#### EXERCISE TASK:
Transcribe the full listing below exactly.

begin SUPPLIED MATERIAL

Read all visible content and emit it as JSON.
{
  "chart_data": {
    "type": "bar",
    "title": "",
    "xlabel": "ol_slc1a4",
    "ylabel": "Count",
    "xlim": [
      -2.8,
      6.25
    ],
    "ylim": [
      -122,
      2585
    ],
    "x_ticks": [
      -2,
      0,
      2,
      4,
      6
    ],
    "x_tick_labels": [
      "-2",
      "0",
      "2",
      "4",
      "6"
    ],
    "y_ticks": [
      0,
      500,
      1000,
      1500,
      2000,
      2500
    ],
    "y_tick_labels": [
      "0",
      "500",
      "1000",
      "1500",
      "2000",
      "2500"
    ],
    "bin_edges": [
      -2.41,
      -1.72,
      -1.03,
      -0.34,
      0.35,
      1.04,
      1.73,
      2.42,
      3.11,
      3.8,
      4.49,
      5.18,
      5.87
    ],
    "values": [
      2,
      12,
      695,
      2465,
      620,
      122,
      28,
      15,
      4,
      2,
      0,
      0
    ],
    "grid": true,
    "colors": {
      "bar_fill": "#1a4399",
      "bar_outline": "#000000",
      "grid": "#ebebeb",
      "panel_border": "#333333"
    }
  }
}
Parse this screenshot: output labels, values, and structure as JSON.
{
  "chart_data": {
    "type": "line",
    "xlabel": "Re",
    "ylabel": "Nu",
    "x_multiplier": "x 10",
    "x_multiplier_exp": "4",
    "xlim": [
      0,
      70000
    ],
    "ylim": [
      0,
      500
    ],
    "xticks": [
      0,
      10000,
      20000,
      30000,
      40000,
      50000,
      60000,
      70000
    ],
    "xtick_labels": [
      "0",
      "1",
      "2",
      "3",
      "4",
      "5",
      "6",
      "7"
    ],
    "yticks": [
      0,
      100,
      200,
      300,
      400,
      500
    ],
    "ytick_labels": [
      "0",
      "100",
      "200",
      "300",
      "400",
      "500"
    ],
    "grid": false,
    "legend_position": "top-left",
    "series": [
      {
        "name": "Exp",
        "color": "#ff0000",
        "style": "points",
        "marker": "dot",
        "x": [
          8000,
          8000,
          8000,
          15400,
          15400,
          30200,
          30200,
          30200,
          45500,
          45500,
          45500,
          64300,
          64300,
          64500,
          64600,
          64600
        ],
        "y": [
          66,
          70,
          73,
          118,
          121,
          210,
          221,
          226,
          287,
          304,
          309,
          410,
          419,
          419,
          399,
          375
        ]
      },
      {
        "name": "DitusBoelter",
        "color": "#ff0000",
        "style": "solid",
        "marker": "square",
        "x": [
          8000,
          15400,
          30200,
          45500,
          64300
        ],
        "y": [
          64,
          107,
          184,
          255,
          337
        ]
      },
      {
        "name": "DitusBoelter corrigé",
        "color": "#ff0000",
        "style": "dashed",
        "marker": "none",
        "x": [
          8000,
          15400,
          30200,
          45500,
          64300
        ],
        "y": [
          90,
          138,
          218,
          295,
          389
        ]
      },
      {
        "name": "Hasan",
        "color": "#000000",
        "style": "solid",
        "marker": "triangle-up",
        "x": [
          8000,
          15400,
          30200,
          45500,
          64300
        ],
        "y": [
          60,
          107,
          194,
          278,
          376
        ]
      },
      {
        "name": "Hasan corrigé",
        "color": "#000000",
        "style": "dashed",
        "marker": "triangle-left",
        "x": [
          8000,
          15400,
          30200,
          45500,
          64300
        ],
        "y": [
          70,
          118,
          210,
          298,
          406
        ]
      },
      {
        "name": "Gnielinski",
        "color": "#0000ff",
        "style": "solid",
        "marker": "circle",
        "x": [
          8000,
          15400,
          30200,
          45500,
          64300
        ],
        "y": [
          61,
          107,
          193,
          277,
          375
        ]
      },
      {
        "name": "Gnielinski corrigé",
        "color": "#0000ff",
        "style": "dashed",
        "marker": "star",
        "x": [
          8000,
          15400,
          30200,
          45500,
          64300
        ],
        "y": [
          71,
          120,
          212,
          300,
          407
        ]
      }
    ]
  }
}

end SUPPLIED MATERIAL

#### OUTPUT OF THE TASK:
Read all visible content and emit it as JSON.
{
  "chart_data": {
    "type": "bar",
    "title": "",
    "xlabel": "ol_slc1a4",
    "ylabel": "Count",
    "xlim": [
      -2.8,
      6.25
    ],
    "ylim": [
      -122,
      2585
    ],
    "x_ticks": [
      -2,
      0,
      2,
      4,
      6
    ],
    "x_tick_labels": [
      "-2",
      "0",
      "2",
      "4",
      "6"
    ],
    "y_ticks": [
      0,
      500,
      1000,
      1500,
      2000,
      2500
    ],
    "y_tick_labels": [
      "0",
      "500",
      "1000",
      "1500",
      "2000",
      "2500"
    ],
    "bin_edges": [
      -2.41,
      -1.72,
      -1.03,
      -0.34,
      0.35,
      1.04,
      1.73,
      2.42,
      3.11,
      3.8,
      4.49,
      5.18,
      5.87
    ],
    "values": [
      2,
      12,
      695,
      2465,
      620,
      122,
      28,
      15,
      4,
      2,
      0,
      0
    ],
    "grid": true,
    "colors": {
      "bar_fill": "#1a4399",
      "bar_outline": "#000000",
      "grid": "#ebebeb",
      "panel_border": "#333333"
    }
  }
}
Parse this screenshot: output labels, values, and structure as JSON.
{
  "chart_data": {
    "type": "line",
    "xlabel": "Re",
    "ylabel": "Nu",
    "x_multiplier": "x 10",
    "x_multiplier_exp": "4",
    "xlim": [
      0,
      70000
    ],
    "ylim": [
      0,
      500
    ],
    "xticks": [
      0,
      10000,
      20000,
      30000,
      40000,
      50000,
      60000,
      70000
    ],
    "xtick_labels": [
      "0",
      "1",
      "2",
      "3",
      "4",
      "5",
      "6",
      "7"
    ],
    "yticks": [
      0,
      100,
      200,
      300,
      400,
      500
    ],
    "ytick_labels": [
      "0",
      "100",
      "200",
      "300",
      "400",
      "500"
    ],
    "grid": false,
    "legend_position": "top-left",
    "series": [
      {
        "name": "Exp",
        "color": "#ff0000",
        "style": "points",
        "marker": "dot",
        "x": [
          8000,
          8000,
          8000,
          15400,
          15400,
          30200,
          30200,
          30200,
          45500,
          45500,
          45500,
          64300,
          64300,
          64500,
          64600,
          64600
        ],
        "y": [
          66,
          70,
          73,
          118,
          121,
          210,
          221,
          226,
          287,
          304,
          309,
          410,
          419,
          419,
          399,
          375
        ]
      },
      {
        "name": "DitusBoelter",
        "color": "#ff0000",
        "style": "solid",
        "marker": "square",
        "x": [
          8000,
          15400,
          30200,
          45500,
          64300
        ],
        "y": [
          64,
          107,
          184,
          255,
          337
        ]
      },
      {
        "name": "DitusBoelter corrigé",
        "color": "#ff0000",
        "style": "dashed",
        "marker": "none",
        "x": [
          8000,
          15400,
          30200,
          45500,
          64300
        ],
        "y": [
          90,
          138,
          218,
          295,
          389
        ]
      },
      {
        "name": "Hasan",
        "color": "#000000",
        "style": "solid",
        "marker": "triangle-up",
        "x": [
          8000,
          15400,
          30200,
          45500,
          64300
        ],
        "y": [
          60,
          107,
          194,
          278,
          376
        ]
      },
      {
        "name": "Hasan corrigé",
        "color": "#000000",
        "style": "dashed",
        "marker": "triangle-left",
        "x": [
          8000,
          15400,
          30200,
          45500,
          64300
        ],
        "y": [
          70,
          118,
          210,
          298,
          406
        ]
      },
      {
        "name": "Gnielinski",
        "color": "#0000ff",
        "style": "solid",
        "marker": "circle",
        "x": [
          8000,
          15400,
          30200,
          45500,
          64300
        ],
        "y": [
          61,
          107,
          193,
          277,
          375
        ]
      },
      {
        "name": "Gnielinski corrigé",
        "color": "#0000ff",
        "style": "dashed",
        "marker": "star",
        "x": [
          8000,
          15400,
          30200,
          45500,
          64300
        ],
        "y": [
          71,
          120,
          212,
          300,
          407
        ]
      }
    ]
  }
}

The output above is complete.